Each line containing the word "true" should be found and copied.

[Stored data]
__________________________________________________
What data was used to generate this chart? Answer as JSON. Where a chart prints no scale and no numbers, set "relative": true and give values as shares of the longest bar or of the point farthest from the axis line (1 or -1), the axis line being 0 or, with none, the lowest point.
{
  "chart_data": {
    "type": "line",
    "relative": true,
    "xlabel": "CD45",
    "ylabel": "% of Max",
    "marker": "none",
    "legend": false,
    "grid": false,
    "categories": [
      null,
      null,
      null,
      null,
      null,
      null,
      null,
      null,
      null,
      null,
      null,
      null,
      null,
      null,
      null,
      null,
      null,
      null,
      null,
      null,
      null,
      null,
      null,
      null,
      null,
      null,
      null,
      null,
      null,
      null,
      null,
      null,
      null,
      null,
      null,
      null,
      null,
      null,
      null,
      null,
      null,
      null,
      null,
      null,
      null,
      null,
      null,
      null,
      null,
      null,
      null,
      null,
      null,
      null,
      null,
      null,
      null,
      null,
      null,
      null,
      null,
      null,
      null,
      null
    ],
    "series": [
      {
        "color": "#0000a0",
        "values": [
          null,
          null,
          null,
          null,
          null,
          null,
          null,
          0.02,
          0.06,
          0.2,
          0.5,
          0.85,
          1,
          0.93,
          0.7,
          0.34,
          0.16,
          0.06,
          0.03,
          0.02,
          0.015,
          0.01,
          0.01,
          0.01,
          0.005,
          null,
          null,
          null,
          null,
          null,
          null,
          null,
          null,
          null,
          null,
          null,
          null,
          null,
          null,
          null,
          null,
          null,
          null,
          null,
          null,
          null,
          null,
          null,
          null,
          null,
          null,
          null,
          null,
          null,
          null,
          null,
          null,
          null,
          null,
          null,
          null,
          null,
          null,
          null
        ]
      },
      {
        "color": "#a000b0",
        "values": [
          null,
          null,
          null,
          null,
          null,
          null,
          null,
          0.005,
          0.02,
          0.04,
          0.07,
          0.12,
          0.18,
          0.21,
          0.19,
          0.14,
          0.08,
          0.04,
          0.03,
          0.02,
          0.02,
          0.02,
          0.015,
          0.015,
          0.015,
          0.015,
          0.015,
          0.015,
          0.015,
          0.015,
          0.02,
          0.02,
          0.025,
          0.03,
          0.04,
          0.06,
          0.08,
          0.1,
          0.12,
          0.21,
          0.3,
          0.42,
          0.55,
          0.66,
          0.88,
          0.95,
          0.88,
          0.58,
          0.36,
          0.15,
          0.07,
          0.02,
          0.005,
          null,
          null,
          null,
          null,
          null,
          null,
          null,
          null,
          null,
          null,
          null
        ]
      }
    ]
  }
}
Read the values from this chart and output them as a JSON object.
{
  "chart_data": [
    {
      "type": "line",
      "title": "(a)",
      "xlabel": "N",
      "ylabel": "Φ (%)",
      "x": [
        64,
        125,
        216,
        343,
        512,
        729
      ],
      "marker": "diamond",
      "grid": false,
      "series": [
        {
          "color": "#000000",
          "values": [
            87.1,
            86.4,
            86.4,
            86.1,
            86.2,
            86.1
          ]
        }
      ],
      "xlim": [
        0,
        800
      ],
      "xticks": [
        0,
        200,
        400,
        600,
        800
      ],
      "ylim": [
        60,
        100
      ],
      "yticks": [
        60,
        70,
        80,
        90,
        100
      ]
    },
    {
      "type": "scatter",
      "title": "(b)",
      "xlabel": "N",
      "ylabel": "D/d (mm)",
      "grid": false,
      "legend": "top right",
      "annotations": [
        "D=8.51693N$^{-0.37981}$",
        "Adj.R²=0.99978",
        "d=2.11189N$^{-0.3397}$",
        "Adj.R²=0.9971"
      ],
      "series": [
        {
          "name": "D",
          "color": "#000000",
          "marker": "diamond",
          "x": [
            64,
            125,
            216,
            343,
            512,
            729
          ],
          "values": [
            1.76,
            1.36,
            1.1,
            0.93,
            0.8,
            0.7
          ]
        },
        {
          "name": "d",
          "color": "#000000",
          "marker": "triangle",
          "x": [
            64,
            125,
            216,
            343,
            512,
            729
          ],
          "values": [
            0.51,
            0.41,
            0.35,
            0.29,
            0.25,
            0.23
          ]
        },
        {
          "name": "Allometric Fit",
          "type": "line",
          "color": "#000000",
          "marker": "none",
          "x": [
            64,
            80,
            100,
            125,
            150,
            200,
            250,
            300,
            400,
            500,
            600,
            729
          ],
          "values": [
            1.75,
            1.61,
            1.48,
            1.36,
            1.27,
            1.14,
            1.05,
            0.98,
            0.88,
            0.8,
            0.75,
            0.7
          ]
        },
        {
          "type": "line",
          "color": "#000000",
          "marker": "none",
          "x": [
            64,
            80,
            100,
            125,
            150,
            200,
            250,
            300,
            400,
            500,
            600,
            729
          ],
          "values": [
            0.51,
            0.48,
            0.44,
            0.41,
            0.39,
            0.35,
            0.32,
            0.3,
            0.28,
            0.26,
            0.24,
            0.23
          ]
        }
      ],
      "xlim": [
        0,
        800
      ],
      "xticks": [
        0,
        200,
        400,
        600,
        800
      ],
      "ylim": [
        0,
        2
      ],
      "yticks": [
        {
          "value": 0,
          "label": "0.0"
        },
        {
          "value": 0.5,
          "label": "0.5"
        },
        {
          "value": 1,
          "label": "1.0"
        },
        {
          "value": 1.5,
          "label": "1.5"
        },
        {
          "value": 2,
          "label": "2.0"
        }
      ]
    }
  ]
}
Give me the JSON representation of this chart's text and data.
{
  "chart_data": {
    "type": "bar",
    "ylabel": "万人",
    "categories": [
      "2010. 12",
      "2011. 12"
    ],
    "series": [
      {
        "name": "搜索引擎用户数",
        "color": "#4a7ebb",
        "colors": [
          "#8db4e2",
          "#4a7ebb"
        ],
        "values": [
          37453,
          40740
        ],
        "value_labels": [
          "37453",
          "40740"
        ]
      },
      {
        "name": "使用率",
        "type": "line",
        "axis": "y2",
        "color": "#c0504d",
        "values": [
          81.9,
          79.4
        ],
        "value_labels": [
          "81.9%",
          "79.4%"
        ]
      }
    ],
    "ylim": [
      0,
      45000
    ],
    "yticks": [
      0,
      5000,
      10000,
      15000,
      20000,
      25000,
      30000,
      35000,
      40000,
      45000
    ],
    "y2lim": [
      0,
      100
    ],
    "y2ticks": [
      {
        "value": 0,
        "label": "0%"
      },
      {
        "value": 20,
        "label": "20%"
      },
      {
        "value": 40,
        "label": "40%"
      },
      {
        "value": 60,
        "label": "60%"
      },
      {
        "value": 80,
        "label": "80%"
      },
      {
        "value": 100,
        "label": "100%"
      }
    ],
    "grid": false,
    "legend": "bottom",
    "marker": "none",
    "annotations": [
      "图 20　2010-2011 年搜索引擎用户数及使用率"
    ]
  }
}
__________________________________________________
- RESULT
What data was used to generate this chart? Answer as JSON. Where a chart prints no scale and no numbers, set "relative": true and give values as shares of the longest bar or of the point farthest from the axis line (1 or -1), the axis line being 0 or, with none, the lowest point.
    "relative": true,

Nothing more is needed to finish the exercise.